» **Goal of the exercise**
Output the data that follows exactly, line for line.

Data records
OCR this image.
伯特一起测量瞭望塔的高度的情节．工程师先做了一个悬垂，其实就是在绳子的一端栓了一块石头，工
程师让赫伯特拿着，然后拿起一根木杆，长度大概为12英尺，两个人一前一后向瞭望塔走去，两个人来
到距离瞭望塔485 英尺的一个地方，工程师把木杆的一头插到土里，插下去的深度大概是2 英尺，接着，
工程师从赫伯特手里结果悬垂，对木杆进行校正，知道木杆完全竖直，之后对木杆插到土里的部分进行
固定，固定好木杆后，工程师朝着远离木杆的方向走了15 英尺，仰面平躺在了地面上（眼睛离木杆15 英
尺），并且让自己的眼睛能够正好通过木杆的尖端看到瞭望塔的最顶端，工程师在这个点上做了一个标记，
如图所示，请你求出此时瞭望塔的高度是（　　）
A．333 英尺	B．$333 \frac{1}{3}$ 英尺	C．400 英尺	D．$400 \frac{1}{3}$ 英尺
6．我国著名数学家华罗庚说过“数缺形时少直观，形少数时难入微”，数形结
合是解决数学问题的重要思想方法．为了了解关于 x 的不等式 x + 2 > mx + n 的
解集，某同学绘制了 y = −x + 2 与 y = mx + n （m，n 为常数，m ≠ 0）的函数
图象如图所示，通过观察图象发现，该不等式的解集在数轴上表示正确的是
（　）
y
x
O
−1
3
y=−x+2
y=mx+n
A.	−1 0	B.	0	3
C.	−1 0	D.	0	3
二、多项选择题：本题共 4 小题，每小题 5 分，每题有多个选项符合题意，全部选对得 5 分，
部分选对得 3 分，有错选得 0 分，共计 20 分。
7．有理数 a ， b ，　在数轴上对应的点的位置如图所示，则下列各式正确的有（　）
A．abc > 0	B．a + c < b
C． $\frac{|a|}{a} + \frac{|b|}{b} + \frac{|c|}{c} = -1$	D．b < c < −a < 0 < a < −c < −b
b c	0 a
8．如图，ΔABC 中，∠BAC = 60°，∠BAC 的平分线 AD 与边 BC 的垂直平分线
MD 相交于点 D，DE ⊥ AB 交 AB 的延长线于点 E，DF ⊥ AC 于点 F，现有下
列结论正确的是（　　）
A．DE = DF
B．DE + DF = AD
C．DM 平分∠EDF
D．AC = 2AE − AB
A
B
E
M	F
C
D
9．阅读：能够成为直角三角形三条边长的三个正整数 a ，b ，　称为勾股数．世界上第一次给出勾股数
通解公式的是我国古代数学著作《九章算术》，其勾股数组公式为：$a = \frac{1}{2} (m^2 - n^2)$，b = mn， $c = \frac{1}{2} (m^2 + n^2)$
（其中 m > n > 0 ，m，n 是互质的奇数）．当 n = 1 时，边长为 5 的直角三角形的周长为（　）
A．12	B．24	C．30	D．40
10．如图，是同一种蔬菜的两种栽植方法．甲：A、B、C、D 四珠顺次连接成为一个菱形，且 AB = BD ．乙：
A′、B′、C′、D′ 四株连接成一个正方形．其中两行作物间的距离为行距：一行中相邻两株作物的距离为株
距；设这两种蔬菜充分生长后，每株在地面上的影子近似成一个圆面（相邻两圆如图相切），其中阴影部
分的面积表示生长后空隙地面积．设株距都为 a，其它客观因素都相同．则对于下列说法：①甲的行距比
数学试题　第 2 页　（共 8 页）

» **Answer for this exercise**
OCR this image.
伯特一起测量瞭望塔的高度的情节．工程师先做了一个悬垂，其实就是在绳子的一端栓了一块石头，工
程师让赫伯特拿着，然后拿起一根木杆，长度大概为12英尺，两个人一前一后向瞭望塔走去，两个人来
到距离瞭望塔485 英尺的一个地方，工程师把木杆的一头插到土里，插下去的深度大概是2 英尺，接着，
工程师从赫伯特手里结果悬垂，对木杆进行校正，知道木杆完全竖直，之后对木杆插到土里的部分进行
固定，固定好木杆后，工程师朝着远离木杆的方向走了15 英尺，仰面平躺在了地面上（眼睛离木杆15 英
尺），并且让自己的眼睛能够正好通过木杆的尖端看到瞭望塔的最顶端，工程师在这个点上做了一个标记，
如图所示，请你求出此时瞭望塔的高度是（　　）
A．333 英尺	B．$333 \frac{1}{3}$ 英尺	C．400 英尺	D．$400 \frac{1}{3}$ 英尺
6．我国著名数学家华罗庚说过“数缺形时少直观，形少数时难入微”，数形结
合是解决数学问题的重要思想方法．为了了解关于 x 的不等式 x + 2 > mx + n 的
解集，某同学绘制了 y = −x + 2 与 y = mx + n （m，n 为常数，m ≠ 0）的函数
图象如图所示，通过观察图象发现，该不等式的解集在数轴上表示正确的是
（　）
y
x
O
−1
3
y=−x+2
y=mx+n
A.	−1 0	B.	0	3
C.	−1 0	D.	0	3
二、多项选择题：本题共 4 小题，每小题 5 分，每题有多个选项符合题意，全部选对得 5 分，
部分选对得 3 分，有错选得 0 分，共计 20 分。
7．有理数 a ， b ，　在数轴上对应的点的位置如图所示，则下列各式正确的有（　）
A．abc > 0	B．a + c < b
C． $\frac{|a|}{a} + \frac{|b|}{b} + \frac{|c|}{c} = -1$	D．b < c < −a < 0 < a < −c < −b
b c	0 a
8．如图，ΔABC 中，∠BAC = 60°，∠BAC 的平分线 AD 与边 BC 的垂直平分线
MD 相交于点 D，DE ⊥ AB 交 AB 的延长线于点 E，DF ⊥ AC 于点 F，现有下
列结论正确的是（　　）
A．DE = DF
B．DE + DF = AD
C．DM 平分∠EDF
D．AC = 2AE − AB
A
B
E
M	F
C
D
9．阅读：能够成为直角三角形三条边长的三个正整数 a ，b ，　称为勾股数．世界上第一次给出勾股数
通解公式的是我国古代数学著作《九章算术》，其勾股数组公式为：$a = \frac{1}{2} (m^2 - n^2)$，b = mn， $c = \frac{1}{2} (m^2 + n^2)$
（其中 m > n > 0 ，m，n 是互质的奇数）．当 n = 1 时，边长为 5 的直角三角形的周长为（　）
A．12	B．24	C．30	D．40
10．如图，是同一种蔬菜的两种栽植方法．甲：A、B、C、D 四珠顺次连接成为一个菱形，且 AB = BD ．乙：
A′、B′、C′、D′ 四株连接成一个正方形．其中两行作物间的距离为行距：一行中相邻两株作物的距离为株
距；设这两种蔬菜充分生长后，每株在地面上的影子近似成一个圆面（相邻两圆如图相切），其中阴影部
分的面积表示生长后空隙地面积．设株距都为 a，其它客观因素都相同．则对于下列说法：①甲的行距比
数学试题　第 2 页　（共 8 页）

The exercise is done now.